EXERCISE –
Please write out the complete listing that follows, exactly as it reads.

===== DATA SECTION

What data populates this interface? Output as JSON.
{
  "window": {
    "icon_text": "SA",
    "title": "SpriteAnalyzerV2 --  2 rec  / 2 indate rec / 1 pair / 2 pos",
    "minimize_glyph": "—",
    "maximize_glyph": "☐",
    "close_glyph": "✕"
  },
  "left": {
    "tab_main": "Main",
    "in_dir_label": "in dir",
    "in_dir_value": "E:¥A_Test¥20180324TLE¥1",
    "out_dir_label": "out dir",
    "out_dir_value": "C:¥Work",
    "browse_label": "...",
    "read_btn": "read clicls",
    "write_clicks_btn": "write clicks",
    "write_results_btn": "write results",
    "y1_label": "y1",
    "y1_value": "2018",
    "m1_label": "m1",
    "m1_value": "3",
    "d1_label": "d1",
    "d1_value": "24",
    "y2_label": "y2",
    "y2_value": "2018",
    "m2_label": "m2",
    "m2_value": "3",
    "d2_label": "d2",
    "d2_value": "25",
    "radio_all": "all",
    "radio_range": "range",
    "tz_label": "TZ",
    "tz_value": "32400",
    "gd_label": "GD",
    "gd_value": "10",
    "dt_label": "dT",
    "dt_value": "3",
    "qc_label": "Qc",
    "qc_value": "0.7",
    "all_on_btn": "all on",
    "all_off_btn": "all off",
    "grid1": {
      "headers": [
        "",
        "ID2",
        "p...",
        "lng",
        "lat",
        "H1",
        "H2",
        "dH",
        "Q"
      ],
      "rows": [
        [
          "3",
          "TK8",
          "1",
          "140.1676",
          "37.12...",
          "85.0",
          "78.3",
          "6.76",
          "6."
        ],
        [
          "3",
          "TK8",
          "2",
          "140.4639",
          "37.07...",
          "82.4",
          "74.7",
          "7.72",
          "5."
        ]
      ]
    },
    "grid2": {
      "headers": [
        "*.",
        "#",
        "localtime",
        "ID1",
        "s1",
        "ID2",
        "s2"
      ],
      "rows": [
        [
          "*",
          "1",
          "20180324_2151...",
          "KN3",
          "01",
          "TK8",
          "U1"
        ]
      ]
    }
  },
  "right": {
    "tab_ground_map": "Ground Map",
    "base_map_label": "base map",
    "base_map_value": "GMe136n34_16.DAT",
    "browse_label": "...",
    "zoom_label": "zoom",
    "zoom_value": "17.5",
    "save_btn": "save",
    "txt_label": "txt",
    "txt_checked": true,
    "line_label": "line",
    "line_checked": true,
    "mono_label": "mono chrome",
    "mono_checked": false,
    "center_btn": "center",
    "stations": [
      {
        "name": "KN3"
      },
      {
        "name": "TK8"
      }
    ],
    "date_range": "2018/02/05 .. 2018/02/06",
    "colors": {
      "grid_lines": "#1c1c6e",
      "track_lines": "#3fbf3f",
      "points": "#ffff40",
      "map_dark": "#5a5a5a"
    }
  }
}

==========

REPLY –
What data populates this interface? Output as JSON.
{
  "window": {
    "icon_text": "SA",
    "title": "SpriteAnalyzerV2 --  2 rec  / 2 indate rec / 1 pair / 2 pos",
    "minimize_glyph": "—",
    "maximize_glyph": "☐",
    "close_glyph": "✕"
  },
  "left": {
    "tab_main": "Main",
    "in_dir_label": "in dir",
    "in_dir_value": "E:¥A_Test¥20180324TLE¥1",
    "out_dir_label": "out dir",
    "out_dir_value": "C:¥Work",
    "browse_label": "...",
    "read_btn": "read clicls",
    "write_clicks_btn": "write clicks",
    "write_results_btn": "write results",
    "y1_label": "y1",
    "y1_value": "2018",
    "m1_label": "m1",
    "m1_value": "3",
    "d1_label": "d1",
    "d1_value": "24",
    "y2_label": "y2",
    "y2_value": "2018",
    "m2_label": "m2",
    "m2_value": "3",
    "d2_label": "d2",
    "d2_value": "25",
    "radio_all": "all",
    "radio_range": "range",
    "tz_label": "TZ",
    "tz_value": "32400",
    "gd_label": "GD",
    "gd_value": "10",
    "dt_label": "dT",
    "dt_value": "3",
    "qc_label": "Qc",
    "qc_value": "0.7",
    "all_on_btn": "all on",
    "all_off_btn": "all off",
    "grid1": {
      "headers": [
        "",
        "ID2",
        "p...",
        "lng",
        "lat",
        "H1",
        "H2",
        "dH",
        "Q"
      ],
      "rows": [
        [
          "3",
          "TK8",
          "1",
          "140.1676",
          "37.12...",
          "85.0",
          "78.3",
          "6.76",
          "6."
        ],
        [
          "3",
          "TK8",
          "2",
          "140.4639",
          "37.07...",
          "82.4",
          "74.7",
          "7.72",
          "5."
        ]
      ]
    },
    "grid2": {
      "headers": [
        "*.",
        "#",
        "localtime",
        "ID1",
        "s1",
        "ID2",
        "s2"
      ],
      "rows": [
        [
          "*",
          "1",
          "20180324_2151...",
          "KN3",
          "01",
          "TK8",
          "U1"
        ]
      ]
    }
  },
  "right": {
    "tab_ground_map": "Ground Map",
    "base_map_label": "base map",
    "base_map_value": "GMe136n34_16.DAT",
    "browse_label": "...",
    "zoom_label": "zoom",
    "zoom_value": "17.5",
    "save_btn": "save",
    "txt_label": "txt",
    "txt_checked": true,
    "line_label": "line",
    "line_checked": true,
    "mono_label": "mono chrome",
    "mono_checked": false,
    "center_btn": "center",
    "stations": [
      {
        "name": "KN3"
      },
      {
        "name": "TK8"
      }
    ],
    "date_range": "2018/02/05 .. 2018/02/06",
    "colors": {
      "grid_lines": "#1c1c6e",
      "track_lines": "#3fbf3f",
      "points": "#ffff40",
      "map_dark": "#5a5a5a"
    }
  }
}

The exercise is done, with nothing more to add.